Dataset entries:

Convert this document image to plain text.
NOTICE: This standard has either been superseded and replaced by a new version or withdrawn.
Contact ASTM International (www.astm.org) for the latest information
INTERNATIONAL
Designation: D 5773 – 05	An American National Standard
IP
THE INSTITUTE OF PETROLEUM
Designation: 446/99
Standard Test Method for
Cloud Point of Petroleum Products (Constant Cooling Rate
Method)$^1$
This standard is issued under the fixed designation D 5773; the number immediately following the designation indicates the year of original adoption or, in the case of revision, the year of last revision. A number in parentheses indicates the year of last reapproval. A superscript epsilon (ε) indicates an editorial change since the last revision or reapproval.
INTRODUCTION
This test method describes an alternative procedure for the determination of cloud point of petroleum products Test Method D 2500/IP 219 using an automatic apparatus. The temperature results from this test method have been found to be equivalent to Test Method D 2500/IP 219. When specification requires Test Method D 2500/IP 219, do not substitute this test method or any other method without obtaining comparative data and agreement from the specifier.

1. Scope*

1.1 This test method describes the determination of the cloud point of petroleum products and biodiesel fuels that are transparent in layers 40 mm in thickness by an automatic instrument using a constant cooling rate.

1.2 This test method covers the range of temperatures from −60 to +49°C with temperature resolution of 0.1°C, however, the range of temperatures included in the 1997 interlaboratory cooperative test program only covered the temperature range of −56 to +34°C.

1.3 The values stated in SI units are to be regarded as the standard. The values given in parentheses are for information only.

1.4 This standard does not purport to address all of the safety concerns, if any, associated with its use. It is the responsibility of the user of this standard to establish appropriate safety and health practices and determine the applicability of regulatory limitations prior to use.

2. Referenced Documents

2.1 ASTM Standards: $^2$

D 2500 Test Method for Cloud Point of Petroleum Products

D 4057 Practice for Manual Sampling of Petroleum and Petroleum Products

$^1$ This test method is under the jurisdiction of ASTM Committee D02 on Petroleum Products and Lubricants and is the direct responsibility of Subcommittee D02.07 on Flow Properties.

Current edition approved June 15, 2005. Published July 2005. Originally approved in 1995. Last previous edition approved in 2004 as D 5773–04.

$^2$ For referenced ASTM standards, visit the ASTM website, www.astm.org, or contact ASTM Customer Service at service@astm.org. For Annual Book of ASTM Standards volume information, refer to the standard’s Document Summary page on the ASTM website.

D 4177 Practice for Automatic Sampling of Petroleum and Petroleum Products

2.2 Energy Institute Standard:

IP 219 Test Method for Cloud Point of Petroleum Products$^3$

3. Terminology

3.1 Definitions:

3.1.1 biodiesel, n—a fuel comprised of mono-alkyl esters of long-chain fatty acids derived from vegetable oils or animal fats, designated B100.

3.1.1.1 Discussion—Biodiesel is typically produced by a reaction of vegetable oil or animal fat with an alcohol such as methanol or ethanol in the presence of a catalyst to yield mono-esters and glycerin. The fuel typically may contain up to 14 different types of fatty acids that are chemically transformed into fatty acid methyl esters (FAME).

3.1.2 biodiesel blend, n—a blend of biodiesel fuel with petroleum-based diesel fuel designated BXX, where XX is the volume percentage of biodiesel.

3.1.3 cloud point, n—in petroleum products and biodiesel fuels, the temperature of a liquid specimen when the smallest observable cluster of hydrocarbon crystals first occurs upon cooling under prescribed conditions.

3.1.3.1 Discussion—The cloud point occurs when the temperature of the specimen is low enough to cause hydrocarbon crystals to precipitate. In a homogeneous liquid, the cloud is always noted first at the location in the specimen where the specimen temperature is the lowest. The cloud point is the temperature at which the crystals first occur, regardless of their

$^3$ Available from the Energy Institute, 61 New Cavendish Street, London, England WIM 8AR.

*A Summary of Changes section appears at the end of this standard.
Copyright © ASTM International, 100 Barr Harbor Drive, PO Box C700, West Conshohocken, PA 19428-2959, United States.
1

Exercise details =>
Print the records once more, exactly as they were given.

Expected output =>
Convert this document image to plain text.
NOTICE: This standard has either been superseded and replaced by a new version or withdrawn.
Contact ASTM International (www.astm.org) for the latest information
INTERNATIONAL
Designation: D 5773 – 05	An American National Standard
IP
THE INSTITUTE OF PETROLEUM
Designation: 446/99
Standard Test Method for
Cloud Point of Petroleum Products (Constant Cooling Rate
Method)$^1$
This standard is issued under the fixed designation D 5773; the number immediately following the designation indicates the year of original adoption or, in the case of revision, the year of last revision. A number in parentheses indicates the year of last reapproval. A superscript epsilon (ε) indicates an editorial change since the last revision or reapproval.
INTRODUCTION
This test method describes an alternative procedure for the determination of cloud point of petroleum products Test Method D 2500/IP 219 using an automatic apparatus. The temperature results from this test method have been found to be equivalent to Test Method D 2500/IP 219. When specification requires Test Method D 2500/IP 219, do not substitute this test method or any other method without obtaining comparative data and agreement from the specifier.

1. Scope*

1.1 This test method describes the determination of the cloud point of petroleum products and biodiesel fuels that are transparent in layers 40 mm in thickness by an automatic instrument using a constant cooling rate.

1.2 This test method covers the range of temperatures from −60 to +49°C with temperature resolution of 0.1°C, however, the range of temperatures included in the 1997 interlaboratory cooperative test program only covered the temperature range of −56 to +34°C.

1.3 The values stated in SI units are to be regarded as the standard. The values given in parentheses are for information only.

1.4 This standard does not purport to address all of the safety concerns, if any, associated with its use. It is the responsibility of the user of this standard to establish appropriate safety and health practices and determine the applicability of regulatory limitations prior to use.

2. Referenced Documents

2.1 ASTM Standards: $^2$

D 2500 Test Method for Cloud Point of Petroleum Products

D 4057 Practice for Manual Sampling of Petroleum and Petroleum Products

$^1$ This test method is under the jurisdiction of ASTM Committee D02 on Petroleum Products and Lubricants and is the direct responsibility of Subcommittee D02.07 on Flow Properties.

Current edition approved June 15, 2005. Published July 2005. Originally approved in 1995. Last previous edition approved in 2004 as D 5773–04.

$^2$ For referenced ASTM standards, visit the ASTM website, www.astm.org, or contact ASTM Customer Service at service@astm.org. For Annual Book of ASTM Standards volume information, refer to the standard’s Document Summary page on the ASTM website.

D 4177 Practice for Automatic Sampling of Petroleum and Petroleum Products

2.2 Energy Institute Standard:

IP 219 Test Method for Cloud Point of Petroleum Products$^3$

3. Terminology

3.1 Definitions:

3.1.1 biodiesel, n—a fuel comprised of mono-alkyl esters of long-chain fatty acids derived from vegetable oils or animal fats, designated B100.

3.1.1.1 Discussion—Biodiesel is typically produced by a reaction of vegetable oil or animal fat with an alcohol such as methanol or ethanol in the presence of a catalyst to yield mono-esters and glycerin. The fuel typically may contain up to 14 different types of fatty acids that are chemically transformed into fatty acid methyl esters (FAME).

3.1.2 biodiesel blend, n—a blend of biodiesel fuel with petroleum-based diesel fuel designated BXX, where XX is the volume percentage of biodiesel.

3.1.3 cloud point, n—in petroleum products and biodiesel fuels, the temperature of a liquid specimen when the smallest observable cluster of hydrocarbon crystals first occurs upon cooling under prescribed conditions.

3.1.3.1 Discussion—The cloud point occurs when the temperature of the specimen is low enough to cause hydrocarbon crystals to precipitate. In a homogeneous liquid, the cloud is always noted first at the location in the specimen where the specimen temperature is the lowest. The cloud point is the temperature at which the crystals first occur, regardless of their

$^3$ Available from the Energy Institute, 61 New Cavendish Street, London, England WIM 8AR.

*A Summary of Changes section appears at the end of this standard.
Copyright © ASTM International, 100 Barr Harbor Drive, PO Box C700, West Conshohocken, PA 19428-2959, United States.
1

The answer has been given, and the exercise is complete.